* _Stated problem_: Only lines with the string "ieslēgšanas" matter here; gather them from the material below.

==*==

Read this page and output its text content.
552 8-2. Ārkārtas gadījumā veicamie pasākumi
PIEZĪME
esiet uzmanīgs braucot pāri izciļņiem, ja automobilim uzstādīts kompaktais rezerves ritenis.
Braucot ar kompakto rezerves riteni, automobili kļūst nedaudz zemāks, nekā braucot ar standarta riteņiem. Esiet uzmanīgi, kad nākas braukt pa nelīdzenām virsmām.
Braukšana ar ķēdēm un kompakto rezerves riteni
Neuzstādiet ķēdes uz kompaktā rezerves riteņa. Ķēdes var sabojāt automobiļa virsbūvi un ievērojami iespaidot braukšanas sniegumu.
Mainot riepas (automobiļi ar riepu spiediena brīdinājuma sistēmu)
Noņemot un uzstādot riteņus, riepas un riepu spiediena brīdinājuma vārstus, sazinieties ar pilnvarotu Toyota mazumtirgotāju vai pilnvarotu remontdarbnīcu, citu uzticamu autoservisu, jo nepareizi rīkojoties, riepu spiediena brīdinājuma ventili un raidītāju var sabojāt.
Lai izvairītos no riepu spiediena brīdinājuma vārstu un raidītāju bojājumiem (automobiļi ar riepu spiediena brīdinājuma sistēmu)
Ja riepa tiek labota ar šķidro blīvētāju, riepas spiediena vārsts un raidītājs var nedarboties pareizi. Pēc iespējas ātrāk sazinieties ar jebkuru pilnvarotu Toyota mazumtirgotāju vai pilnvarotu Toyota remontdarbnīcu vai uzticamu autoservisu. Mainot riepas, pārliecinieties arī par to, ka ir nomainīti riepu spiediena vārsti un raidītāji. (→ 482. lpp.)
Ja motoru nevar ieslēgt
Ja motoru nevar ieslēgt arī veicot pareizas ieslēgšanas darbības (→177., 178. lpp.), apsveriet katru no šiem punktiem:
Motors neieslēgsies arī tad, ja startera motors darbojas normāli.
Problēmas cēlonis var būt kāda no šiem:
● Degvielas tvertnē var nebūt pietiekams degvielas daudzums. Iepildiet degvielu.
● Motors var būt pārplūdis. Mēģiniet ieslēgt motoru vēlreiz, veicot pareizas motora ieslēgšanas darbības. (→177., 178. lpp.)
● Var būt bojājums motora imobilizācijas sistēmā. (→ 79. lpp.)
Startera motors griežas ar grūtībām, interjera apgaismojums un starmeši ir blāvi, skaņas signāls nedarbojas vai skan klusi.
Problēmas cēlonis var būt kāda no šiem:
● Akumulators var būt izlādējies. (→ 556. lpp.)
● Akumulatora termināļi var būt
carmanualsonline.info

==*==

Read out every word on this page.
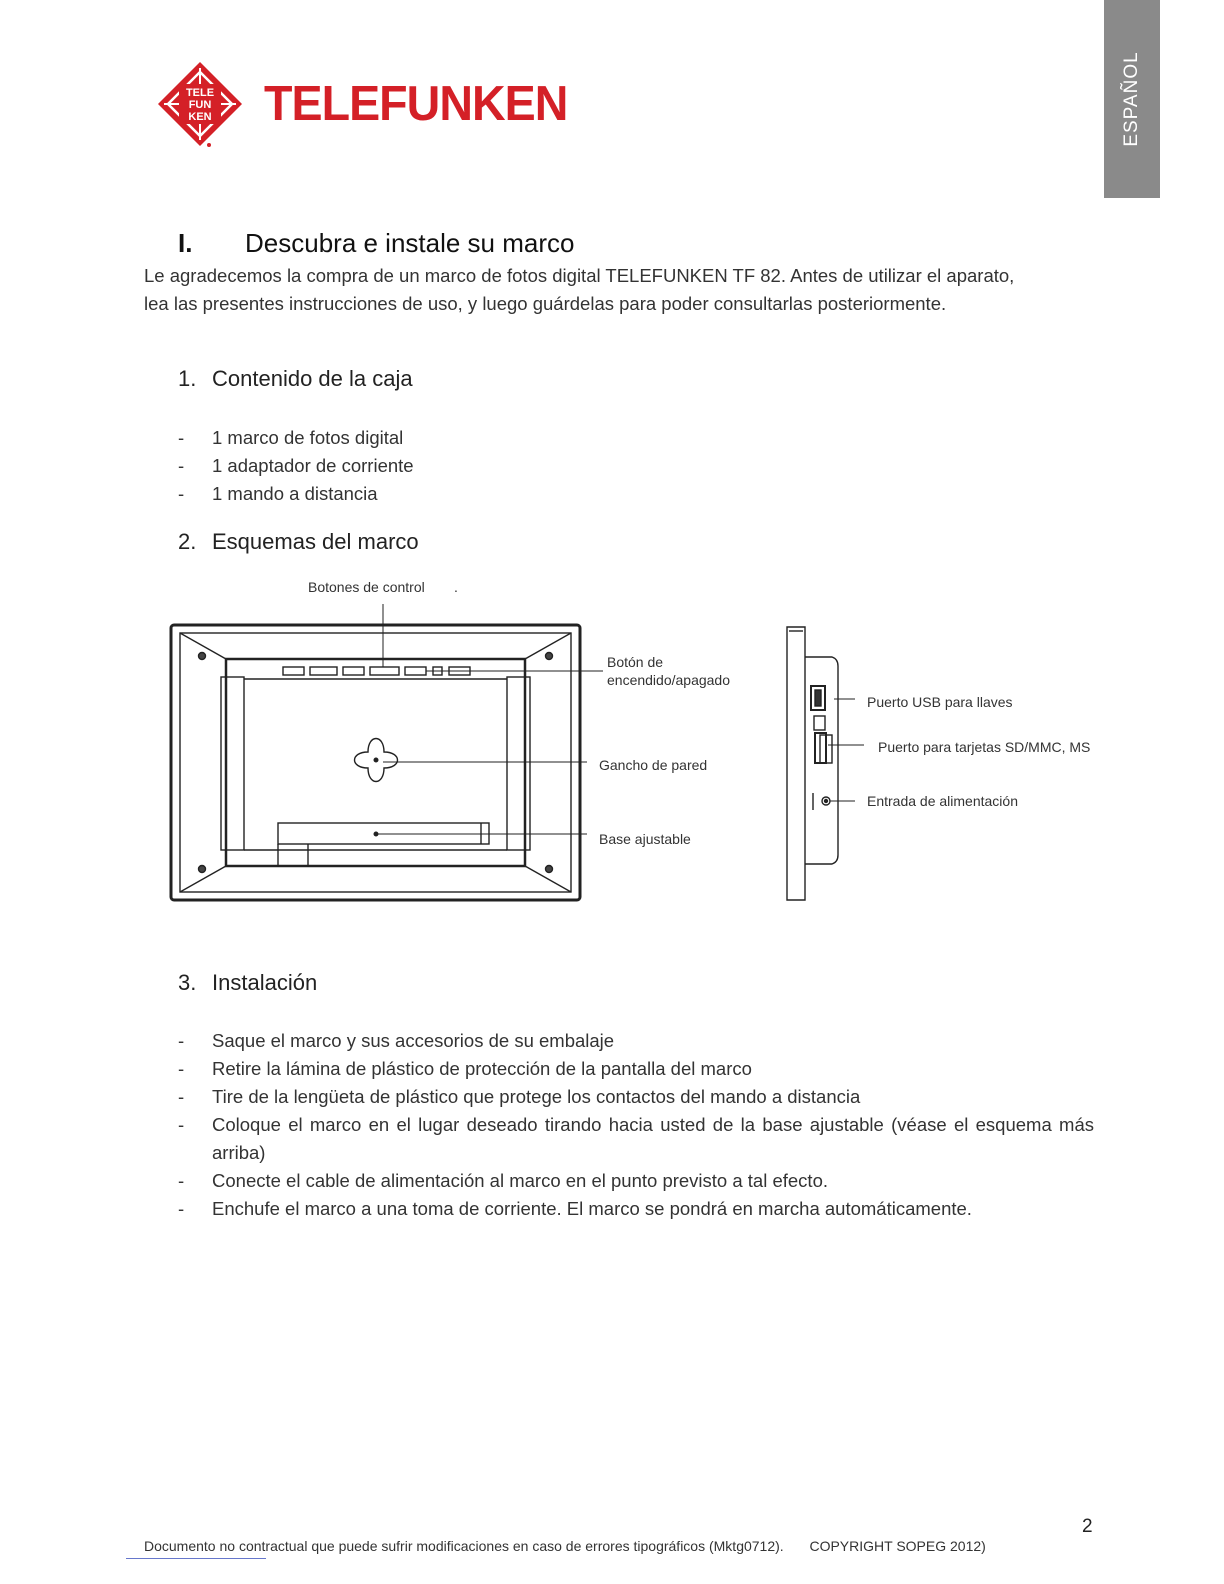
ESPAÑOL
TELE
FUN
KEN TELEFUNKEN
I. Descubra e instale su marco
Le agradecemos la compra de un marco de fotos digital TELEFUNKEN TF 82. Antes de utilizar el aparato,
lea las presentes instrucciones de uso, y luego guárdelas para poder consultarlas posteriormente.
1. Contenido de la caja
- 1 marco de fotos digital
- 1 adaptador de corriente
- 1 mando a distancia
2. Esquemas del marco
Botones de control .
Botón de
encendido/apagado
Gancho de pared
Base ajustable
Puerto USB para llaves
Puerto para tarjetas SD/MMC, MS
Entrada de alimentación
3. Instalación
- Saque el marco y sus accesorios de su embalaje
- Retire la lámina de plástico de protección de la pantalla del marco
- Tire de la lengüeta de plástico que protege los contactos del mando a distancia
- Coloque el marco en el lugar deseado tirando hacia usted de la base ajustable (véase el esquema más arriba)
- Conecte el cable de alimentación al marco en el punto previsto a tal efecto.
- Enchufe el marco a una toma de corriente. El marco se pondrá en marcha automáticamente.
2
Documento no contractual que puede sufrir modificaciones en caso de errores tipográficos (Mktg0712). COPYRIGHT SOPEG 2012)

==*==

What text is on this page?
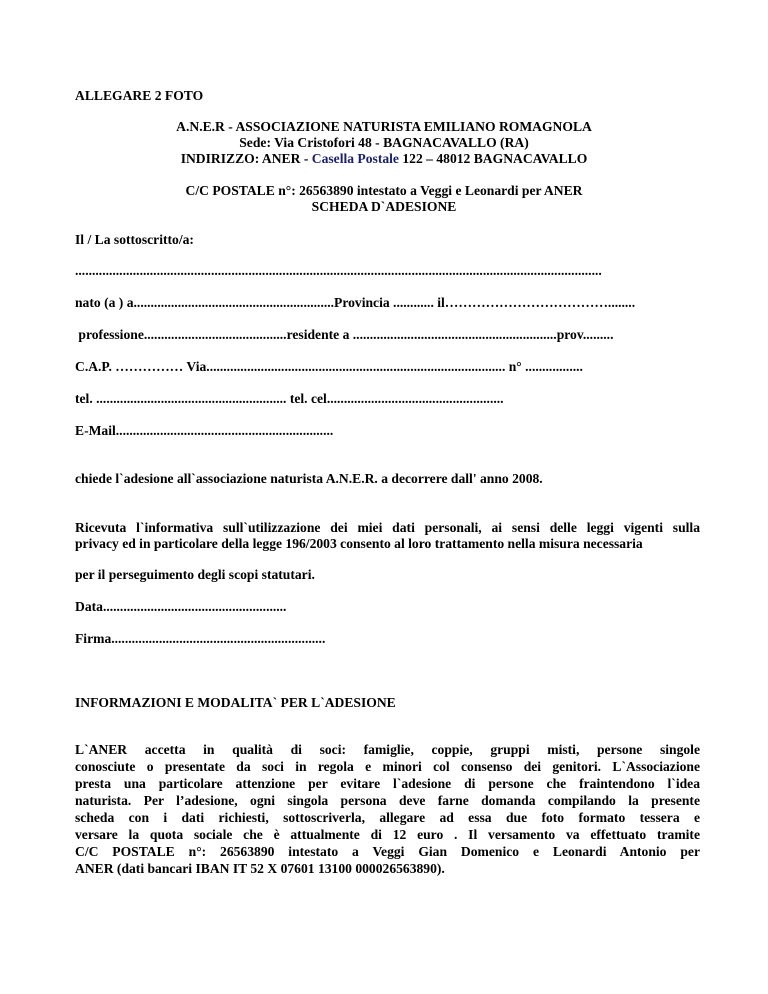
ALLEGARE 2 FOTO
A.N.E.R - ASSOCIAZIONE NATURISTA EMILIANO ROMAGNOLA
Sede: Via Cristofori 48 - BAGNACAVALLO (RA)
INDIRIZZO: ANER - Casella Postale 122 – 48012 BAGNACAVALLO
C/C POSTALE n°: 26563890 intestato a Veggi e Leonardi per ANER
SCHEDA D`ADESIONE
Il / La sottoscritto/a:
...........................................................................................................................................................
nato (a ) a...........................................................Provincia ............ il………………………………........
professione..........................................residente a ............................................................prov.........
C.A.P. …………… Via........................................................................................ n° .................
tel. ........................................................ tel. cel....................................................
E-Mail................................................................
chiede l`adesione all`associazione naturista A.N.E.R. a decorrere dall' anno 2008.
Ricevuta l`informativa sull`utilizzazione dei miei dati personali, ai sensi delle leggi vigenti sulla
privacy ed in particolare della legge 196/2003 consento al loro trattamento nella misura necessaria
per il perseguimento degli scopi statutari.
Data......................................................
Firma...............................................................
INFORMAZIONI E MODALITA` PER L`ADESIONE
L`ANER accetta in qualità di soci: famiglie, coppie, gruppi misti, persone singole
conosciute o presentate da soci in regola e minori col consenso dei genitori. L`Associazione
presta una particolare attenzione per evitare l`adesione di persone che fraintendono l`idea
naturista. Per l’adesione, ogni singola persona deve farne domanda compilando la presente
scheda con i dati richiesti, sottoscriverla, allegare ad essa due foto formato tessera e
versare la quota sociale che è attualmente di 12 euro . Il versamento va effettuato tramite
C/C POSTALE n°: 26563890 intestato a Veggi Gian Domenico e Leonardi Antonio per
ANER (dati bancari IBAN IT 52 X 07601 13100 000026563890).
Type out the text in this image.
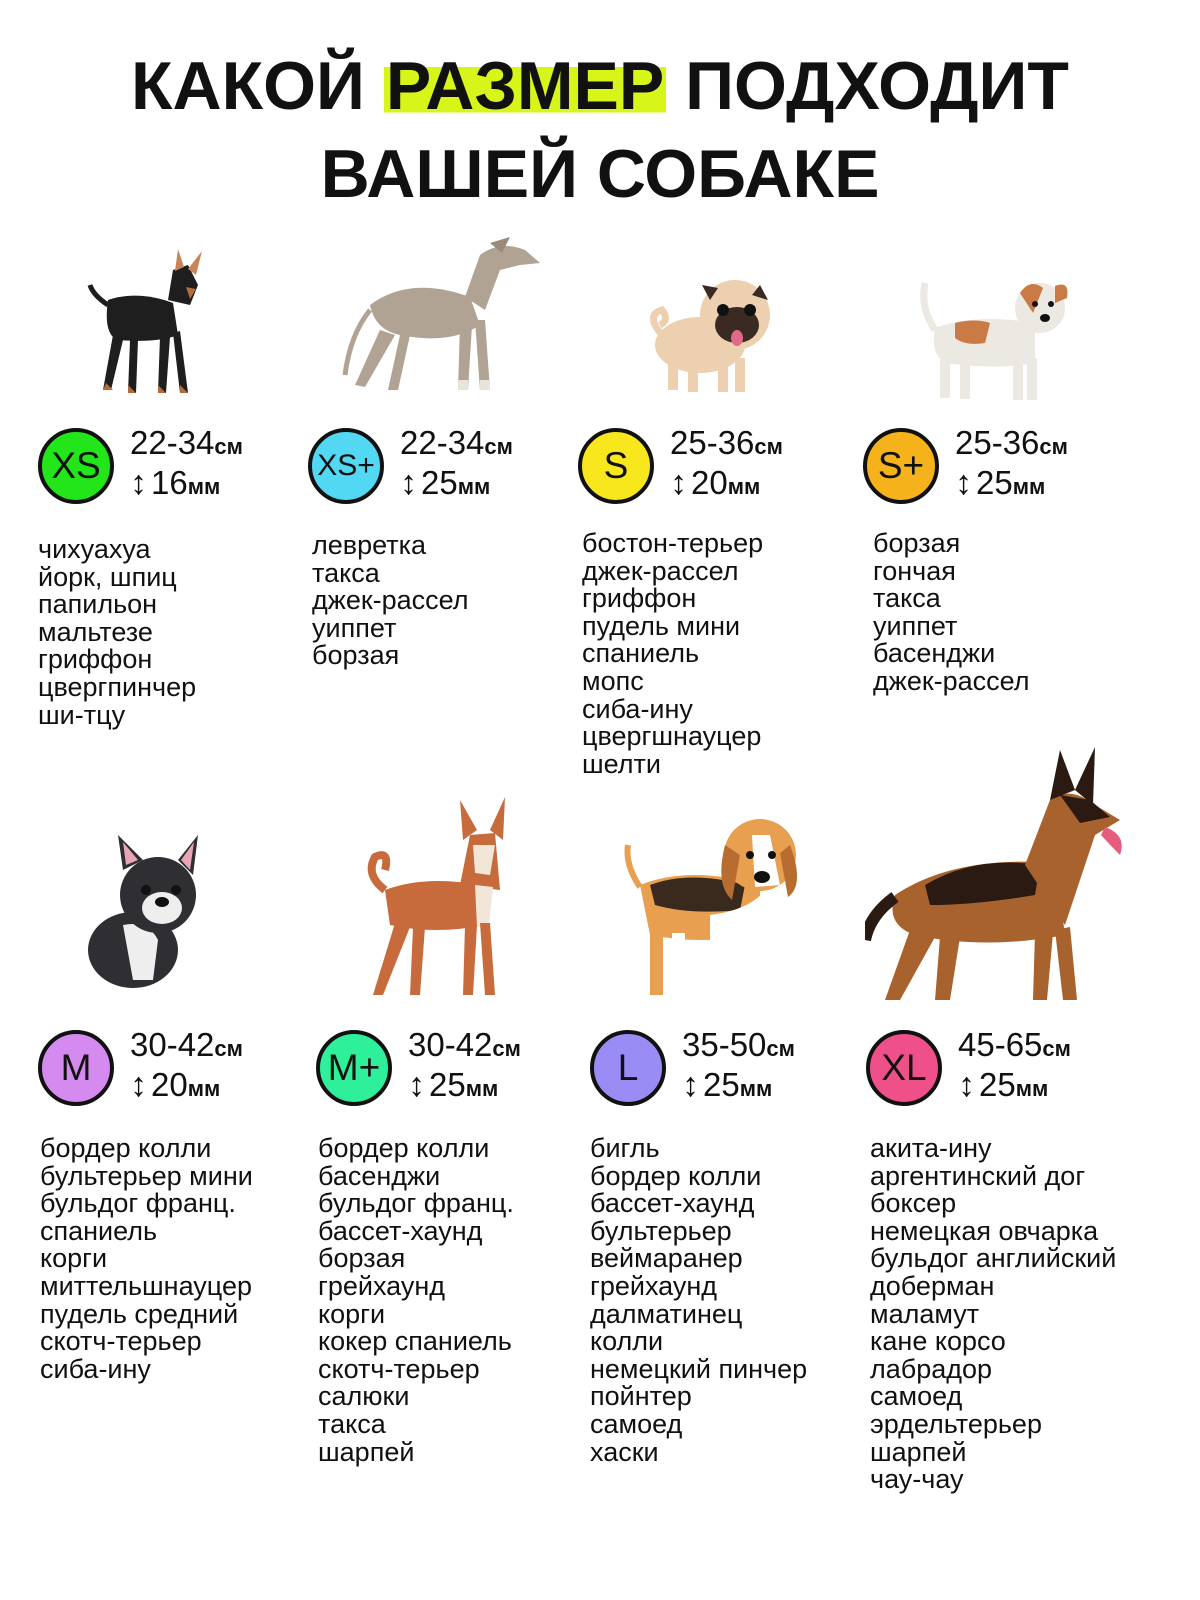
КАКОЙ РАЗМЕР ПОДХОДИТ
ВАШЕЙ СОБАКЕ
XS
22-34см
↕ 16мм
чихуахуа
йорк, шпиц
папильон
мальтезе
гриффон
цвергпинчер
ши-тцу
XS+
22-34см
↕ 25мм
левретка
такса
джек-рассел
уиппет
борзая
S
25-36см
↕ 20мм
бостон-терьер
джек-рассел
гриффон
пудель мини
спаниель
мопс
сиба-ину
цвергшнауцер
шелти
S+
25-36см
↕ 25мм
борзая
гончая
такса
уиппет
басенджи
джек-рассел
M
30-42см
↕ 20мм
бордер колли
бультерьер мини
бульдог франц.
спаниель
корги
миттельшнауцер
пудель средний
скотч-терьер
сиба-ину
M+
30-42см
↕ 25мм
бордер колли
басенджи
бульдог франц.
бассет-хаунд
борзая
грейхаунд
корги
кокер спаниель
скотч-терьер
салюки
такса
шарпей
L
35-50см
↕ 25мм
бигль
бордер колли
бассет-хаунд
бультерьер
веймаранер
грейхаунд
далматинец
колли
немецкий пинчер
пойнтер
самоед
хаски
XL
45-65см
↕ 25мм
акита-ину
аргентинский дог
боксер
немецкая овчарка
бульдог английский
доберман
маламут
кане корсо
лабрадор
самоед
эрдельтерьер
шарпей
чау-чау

==*==

* _The output_:
Ja motoru nevar ieslēgt arī veicot pareizas ieslēgšanas darbības (→177., 178. lpp.), apsveriet katru no šiem punktiem:
● Motors var būt pārplūdis. Mēģiniet ieslēgt motoru vēlreiz, veicot pareizas motora ieslēgšanas darbības. (→177., 178. lpp.)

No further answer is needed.